Dataset entries ->
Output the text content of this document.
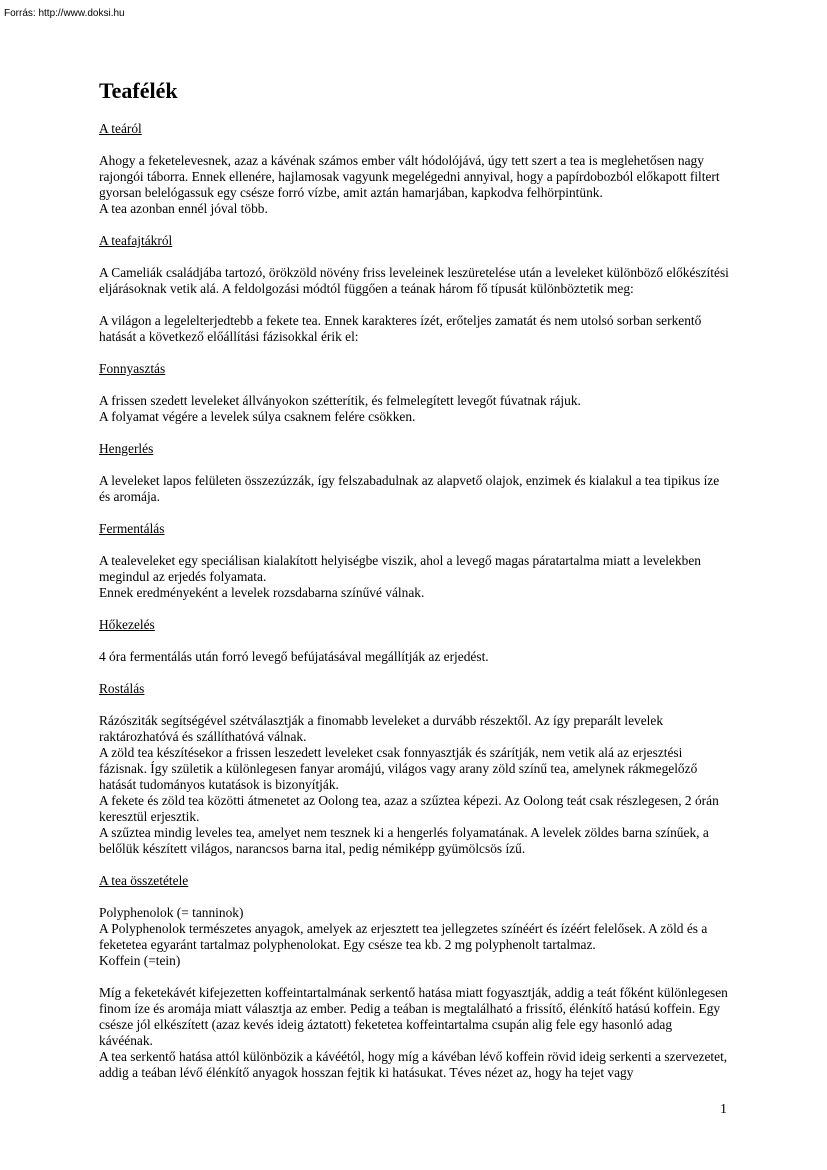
Forrás: http://www.doksi.hu
Teafélék
A teáról

Ahogy a feketelevesnek, azaz a kávénak számos ember vált hódolójává, úgy tett szert a tea is meglehetősen nagy rajongói táborra. Ennek ellenére, hajlamosak vagyunk megelégedni annyival, hogy a papírdobozból előkapott filtert gyorsan belelógassuk egy csésze forró vízbe, amit aztán hamarjában, kapkodva felhörpintünk.
A tea azonban ennél jóval több.

A teafajtákról

A Cameliák családjába tartozó, örökzöld növény friss leveleinek leszüretelése után a leveleket különböző előkészítési eljárásoknak vetik alá. A feldolgozási módtól függően a teának három fő típusát különböztetik meg:

A világon a legelelterjedtebb a fekete tea. Ennek karakteres ízét, erőteljes zamatát és nem utolsó sorban serkentő hatását a következő előállítási fázisokkal érik el:

Fonnyasztás

A frissen szedett leveleket állványokon szétterítik, és felmelegített levegőt fúvatnak rájuk.
A folyamat végére a levelek súlya csaknem felére csökken.

Hengerlés

A leveleket lapos felületen összezúzzák, így felszabadulnak az alapvető olajok, enzimek és kialakul a tea tipikus íze és aromája.

Fermentálás

A tealeveleket egy speciálisan kialakított helyiségbe viszik, ahol a levegő magas páratartalma miatt a levelekben megindul az erjedés folyamata.
Ennek eredményeként a levelek rozsdabarna színűvé válnak.

Hőkezelés

4 óra fermentálás után forró levegő befújatásával megállítják az erjedést.

Rostálás

Rázósziták segítségével szétválasztják a finomabb leveleket a durvább részektől. Az így preparált levelek raktározhatóvá és szállíthatóvá válnak.
A zöld tea készítésekor a frissen leszedett leveleket csak fonnyasztják és szárítják, nem vetik alá az erjesztési fázisnak. Így születik a különlegesen fanyar aromájú, világos vagy arany zöld színű tea, amelynek rákmegelőző hatását tudományos kutatások is bizonyítják.
A fekete és zöld tea közötti átmenetet az Oolong tea, azaz a szűztea képezi. Az Oolong teát csak részlegesen, 2 órán keresztül erjesztik.
A szűztea mindig leveles tea, amelyet nem tesznek ki a hengerlés folyamatának. A levelek zöldes barna színűek, a belőlük készített világos, narancsos barna ital, pedig némiképp gyümölcsös ízű.

A tea összetétele

Polyphenolok (= tanninok)
A Polyphenolok természetes anyagok, amelyek az erjesztett tea jellegzetes színéért és ízéért felelősek. A zöld és a feketetea egyaránt tartalmaz polyphenolokat. Egy csésze tea kb. 2 mg polyphenolt tartalmaz.
Koffein (=tein)

Míg a feketekávét kifejezetten koffeintartalmának serkentő hatása miatt fogyasztják, addig a teát főként különlegesen finom íze és aromája miatt választja az ember. Pedig a teában is megtalálható a frissítő, élénkítő hatású koffein. Egy csésze jól elkészített (azaz kevés ideig áztatott) feketetea koffeintartalma csupán alig fele egy hasonló adag kávéénak.
A tea serkentő hatása attól különbözik a kávéétól, hogy míg a kávéban lévő koffein rövid ideig serkenti a szervezetet, addig a teában lévő élénkítő anyagok hosszan fejtik ki hatásukat. Téves nézet az, hogy ha tejet vagy

1
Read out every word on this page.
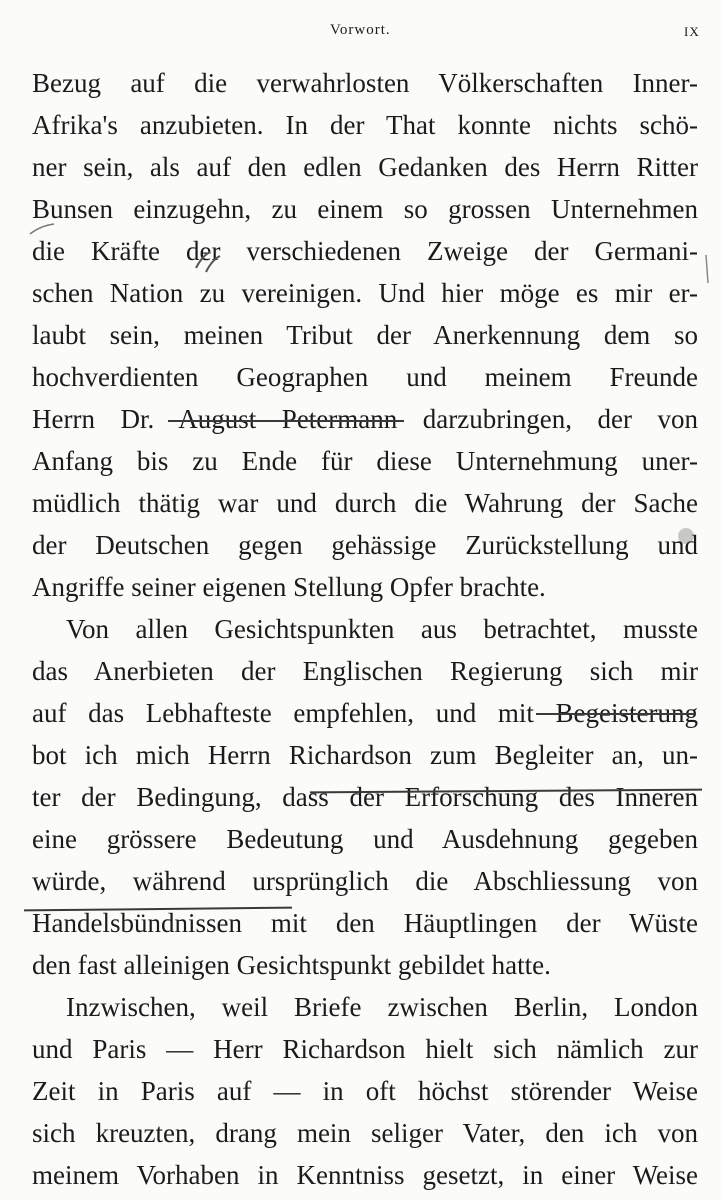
Vorwort.	IX
Bezug auf die verwahrlosten Völkerschaften Inner-
Afrika's anzubieten. In der That konnte nichts schö-
ner sein, als auf den edlen Gedanken des Herrn Ritter
Bunsen einzugehn, zu einem so grossen Unternehmen
die Kräfte der verschiedenen Zweige der Germani-
schen Nation zu vereinigen. Und hier möge es mir er-
laubt sein, meinen Tribut der Anerkennung dem so
hochverdienten Geographen und meinem Freunde
Herrn Dr. August Petermann darzubringen, der von
Anfang bis zu Ende für diese Unternehmung uner-
müdlich thätig war und durch die Wahrung der Sache
der Deutschen gegen gehässige Zurückstellung und
Angriffe seiner eigenen Stellung Opfer brachte.
Von allen Gesichtspunkten aus betrachtet, musste
das Anerbieten der Englischen Regierung sich mir
auf das Lebhafteste empfehlen, und mit Begeisterung
bot ich mich Herrn Richardson zum Begleiter an, un-
ter der Bedingung, dass der Erforschung des Inneren
eine grössere Bedeutung und Ausdehnung gegeben
würde, während ursprünglich die Abschliessung von
Handelsbündnissen mit den Häuptlingen der Wüste
den fast alleinigen Gesichtspunkt gebildet hatte.
Inzwischen, weil Briefe zwischen Berlin, London
und Paris — Herr Richardson hielt sich nämlich zur
Zeit in Paris auf — in oft höchst störender Weise
sich kreuzten, drang mein seliger Vater, den ich von
meinem Vorhaben in Kenntniss gesetzt, in einer Weise
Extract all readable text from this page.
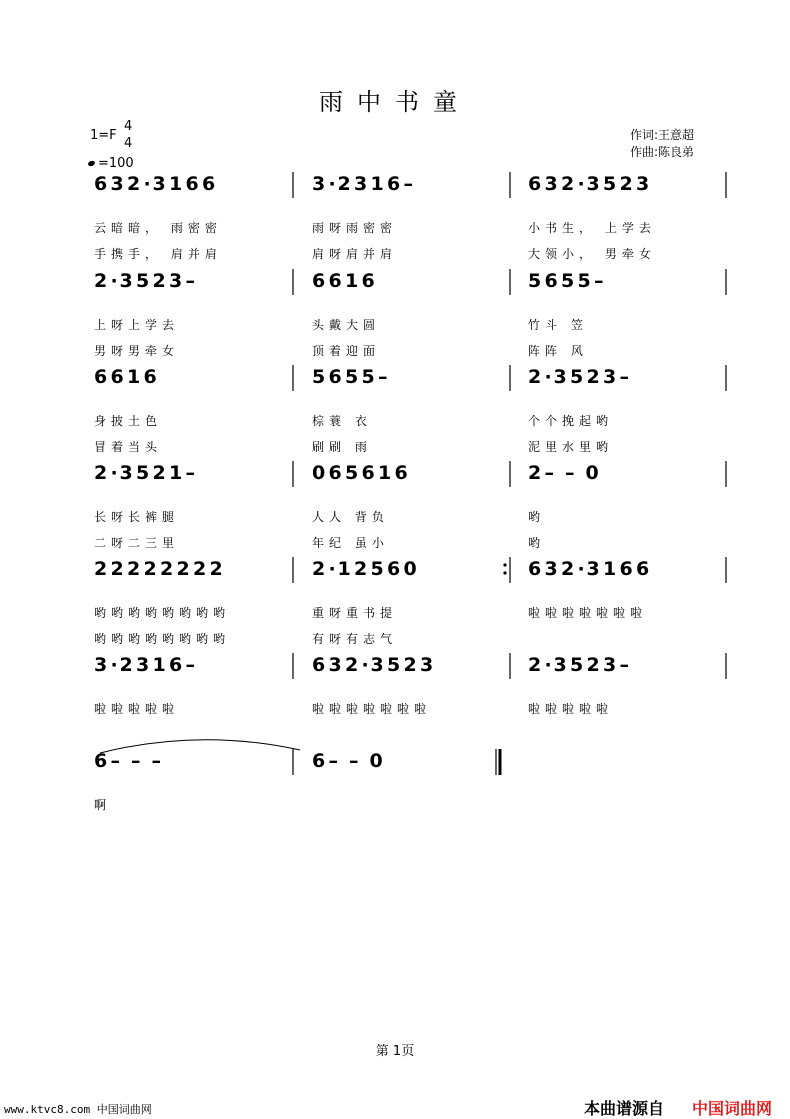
雨中书童
1=F
4
4
=100
作词:王意超
作曲:陈良弟
6 3 2 · 3 1 6 6	3 · 2 3 1 6 –	6 3 2 · 3 5 2 3
云暗暗， 雨密密	雨呀雨密密	小书生， 上学去
手携手， 肩并肩	肩呀肩并肩	大领小， 男牵女
2 · 3 5 2 3 –	6 6 1 6	5 6 5 5 –
上呀上学去	头戴大圆	竹斗 笠
男呀男牵女	顶着迎面	阵阵 风
6 6 1 6	5 6 5 5 –	2 · 3 5 2 3 –
身披土色	棕蓑 衣	个个挽起哟
冒着当头	刷刷 雨	泥里水里哟
2 · 3 5 2 1 –	0 6 5 6 1 6	2 – – 0
长呀长裤腿	人人 背负	哟
二呀二三里	年纪 虽小	哟
2 2 2 2 2 2 2 2	2 · 1 2 5 6 0	6 3 2 · 3 1 6 6
哟哟哟哟哟哟哟哟	重呀重书提	啦啦啦啦啦啦啦
哟哟哟哟哟哟哟哟	有呀有志气
3 · 2 3 1 6 –	6 3 2 · 3 5 2 3	2 · 3 5 2 3 –
啦啦啦啦啦	啦啦啦啦啦啦啦	啦啦啦啦啦
6 – – –	6 – – 0
啊
第 1页
www.ktvc8.com 中国词曲网	本曲谱源自 中国词曲网
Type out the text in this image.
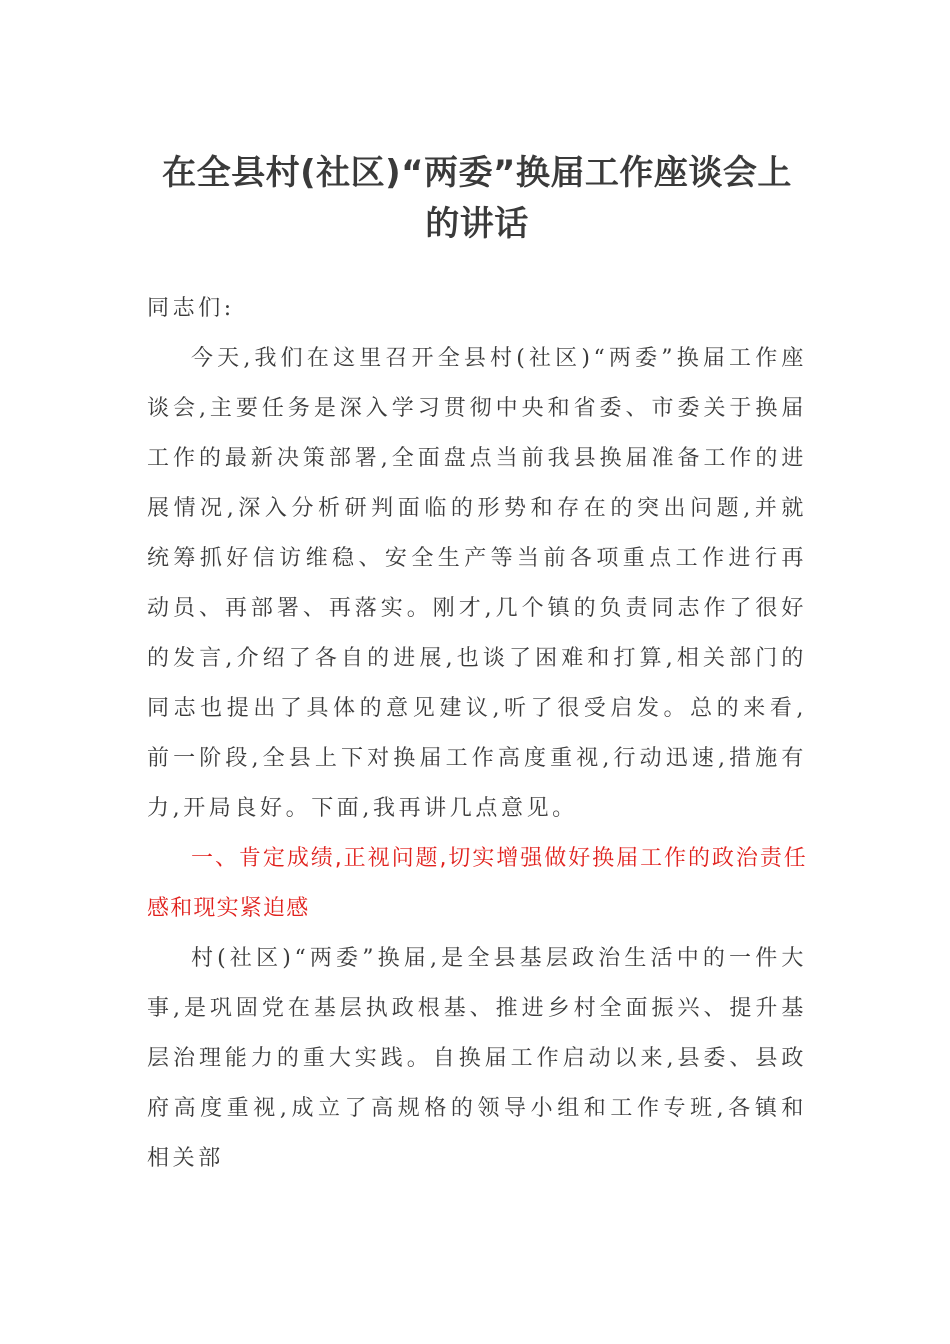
在全县村(社区)“两委”换届工作座谈会上
的讲话

同志们:

今天,我们在这里召开全县村(社区)“两委”换届工作座谈会,主要任务是深入学习贯彻中央和省委、市委关于换届工作的最新决策部署,全面盘点当前我县换届准备工作的进展情况,深入分析研判面临的形势和存在的突出问题,并就统筹抓好信访维稳、安全生产等当前各项重点工作进行再动员、再部署、再落实。刚才,几个镇的负责同志作了很好的发言,介绍了各自的进展,也谈了困难和打算,相关部门的同志也提出了具体的意见建议,听了很受启发。总的来看,前一阶段,全县上下对换届工作高度重视,行动迅速,措施有力,开局良好。下面,我再讲几点意见。

一、肯定成绩,正视问题,切实增强做好换届工作的政治责任感和现实紧迫感

村(社区)“两委”换届,是全县基层政治生活中的一件大事,是巩固党在基层执政根基、推进乡村全面振兴、提升基层治理能力的重大实践。自换届工作启动以来,县委、县政府高度重视,成立了高规格的领导小组和工作专班,各镇和相关部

Goal of the exercise ->
Working from the lines above, reproduce the material exactly and exclude its pictures.

Written solution ->
Output the text content of this document.
Forrás: http://www.doksi.hu
Teafélék
A teáról

Ahogy a feketelevesnek, azaz a kávénak számos ember vált hódolójává, úgy tett szert a tea is meglehetősen nagy rajongói táborra. Ennek ellenére, hajlamosak vagyunk megelégedni annyival, hogy a papírdobozból előkapott filtert gyorsan belelógassuk egy csésze forró vízbe, amit aztán hamarjában, kapkodva felhörpintünk.
A tea azonban ennél jóval több.

A teafajtákról

A Cameliák családjába tartozó, örökzöld növény friss leveleinek leszüretelése után a leveleket különböző előkészítési eljárásoknak vetik alá. A feldolgozási módtól függően a teának három fő típusát különböztetik meg:

A világon a legelelterjedtebb a fekete tea. Ennek karakteres ízét, erőteljes zamatát és nem utolsó sorban serkentő hatását a következő előállítási fázisokkal érik el:

Fonnyasztás

A frissen szedett leveleket állványokon szétterítik, és felmelegített levegőt fúvatnak rájuk.
A folyamat végére a levelek súlya csaknem felére csökken.

Hengerlés

A leveleket lapos felületen összezúzzák, így felszabadulnak az alapvető olajok, enzimek és kialakul a tea tipikus íze és aromája.

Fermentálás

A tealeveleket egy speciálisan kialakított helyiségbe viszik, ahol a levegő magas páratartalma miatt a levelekben megindul az erjedés folyamata.
Ennek eredményeként a levelek rozsdabarna színűvé válnak.

Hőkezelés

4 óra fermentálás után forró levegő befújatásával megállítják az erjedést.

Rostálás

Rázósziták segítségével szétválasztják a finomabb leveleket a durvább részektől. Az így preparált levelek raktározhatóvá és szállíthatóvá válnak.
A zöld tea készítésekor a frissen leszedett leveleket csak fonnyasztják és szárítják, nem vetik alá az erjesztési fázisnak. Így születik a különlegesen fanyar aromájú, világos vagy arany zöld színű tea, amelynek rákmegelőző hatását tudományos kutatások is bizonyítják.
A fekete és zöld tea közötti átmenetet az Oolong tea, azaz a szűztea képezi. Az Oolong teát csak részlegesen, 2 órán keresztül erjesztik.
A szűztea mindig leveles tea, amelyet nem tesznek ki a hengerlés folyamatának. A levelek zöldes barna színűek, a belőlük készített világos, narancsos barna ital, pedig némiképp gyümölcsös ízű.

A tea összetétele

Polyphenolok (= tanninok)
A Polyphenolok természetes anyagok, amelyek az erjesztett tea jellegzetes színéért és ízéért felelősek. A zöld és a feketetea egyaránt tartalmaz polyphenolokat. Egy csésze tea kb. 2 mg polyphenolt tartalmaz.
Koffein (=tein)

Míg a feketekávét kifejezetten koffeintartalmának serkentő hatása miatt fogyasztják, addig a teát főként különlegesen finom íze és aromája miatt választja az ember. Pedig a teában is megtalálható a frissítő, élénkítő hatású koffein. Egy csésze jól elkészített (azaz kevés ideig áztatott) feketetea koffeintartalma csupán alig fele egy hasonló adag kávéénak.
A tea serkentő hatása attól különbözik a kávéétól, hogy míg a kávéban lévő koffein rövid ideig serkenti a szervezetet, addig a teában lévő élénkítő anyagok hosszan fejtik ki hatásukat. Téves nézet az, hogy ha tejet vagy

1
Read out every word on this page.
Vorwort.	IX
Bezug auf die verwahrlosten Völkerschaften Inner-
Afrika's anzubieten. In der That konnte nichts schö-
ner sein, als auf den edlen Gedanken des Herrn Ritter
Bunsen einzugehn, zu einem so grossen Unternehmen
die Kräfte der verschiedenen Zweige der Germani-
schen Nation zu vereinigen. Und hier möge es mir er-
laubt sein, meinen Tribut der Anerkennung dem so
hochverdienten Geographen und meinem Freunde
Herrn Dr. August Petermann darzubringen, der von
Anfang bis zu Ende für diese Unternehmung uner-
müdlich thätig war und durch die Wahrung der Sache
der Deutschen gegen gehässige Zurückstellung und
Angriffe seiner eigenen Stellung Opfer brachte.
Von allen Gesichtspunkten aus betrachtet, musste
das Anerbieten der Englischen Regierung sich mir
auf das Lebhafteste empfehlen, und mit Begeisterung
bot ich mich Herrn Richardson zum Begleiter an, un-
ter der Bedingung, dass der Erforschung des Inneren
eine grössere Bedeutung und Ausdehnung gegeben
würde, während ursprünglich die Abschliessung von
Handelsbündnissen mit den Häuptlingen der Wüste
den fast alleinigen Gesichtspunkt gebildet hatte.
Inzwischen, weil Briefe zwischen Berlin, London
und Paris — Herr Richardson hielt sich nämlich zur
Zeit in Paris auf — in oft höchst störender Weise
sich kreuzten, drang mein seliger Vater, den ich von
meinem Vorhaben in Kenntniss gesetzt, in einer Weise
Extract all readable text from this page.
雨中书童
1=F
4
4
=100
作词:王意超
作曲:陈良弟
6 3 2 · 3 1 6 6	3 · 2 3 1 6 –	6 3 2 · 3 5 2 3
云暗暗， 雨密密	雨呀雨密密	小书生， 上学去
手携手， 肩并肩	肩呀肩并肩	大领小， 男牵女
2 · 3 5 2 3 –	6 6 1 6	5 6 5 5 –
上呀上学去	头戴大圆	竹斗 笠
男呀男牵女	顶着迎面	阵阵 风
6 6 1 6	5 6 5 5 –	2 · 3 5 2 3 –
身披土色	棕蓑 衣	个个挽起哟
冒着当头	刷刷 雨	泥里水里哟
2 · 3 5 2 1 –	0 6 5 6 1 6	2 – – 0
长呀长裤腿	人人 背负	哟
二呀二三里	年纪 虽小	哟
2 2 2 2 2 2 2 2	2 · 1 2 5 6 0	6 3 2 · 3 1 6 6
哟哟哟哟哟哟哟哟	重呀重书提	啦啦啦啦啦啦啦
哟哟哟哟哟哟哟哟	有呀有志气
3 · 2 3 1 6 –	6 3 2 · 3 5 2 3	2 · 3 5 2 3 –
啦啦啦啦啦	啦啦啦啦啦啦啦	啦啦啦啦啦
6 – – –	6 – – 0
啊
第 1页
www.ktvc8.com 中国词曲网	本曲谱源自 中国词曲网
Type out the text in this image.
在全县村(社区)“两委”换届工作座谈会上
的讲话

同志们:

今天,我们在这里召开全县村(社区)“两委”换届工作座谈会,主要任务是深入学习贯彻中央和省委、市委关于换届工作的最新决策部署,全面盘点当前我县换届准备工作的进展情况,深入分析研判面临的形势和存在的突出问题,并就统筹抓好信访维稳、安全生产等当前各项重点工作进行再动员、再部署、再落实。刚才,几个镇的负责同志作了很好的发言,介绍了各自的进展,也谈了困难和打算,相关部门的同志也提出了具体的意见建议,听了很受启发。总的来看,前一阶段,全县上下对换届工作高度重视,行动迅速,措施有力,开局良好。下面,我再讲几点意见。

一、肯定成绩,正视问题,切实增强做好换届工作的政治责任感和现实紧迫感

村(社区)“两委”换届,是全县基层政治生活中的一件大事,是巩固党在基层执政根基、推进乡村全面振兴、提升基层治理能力的重大实践。自换届工作启动以来,县委、县政府高度重视,成立了高规格的领导小组和工作专班,各镇和相关部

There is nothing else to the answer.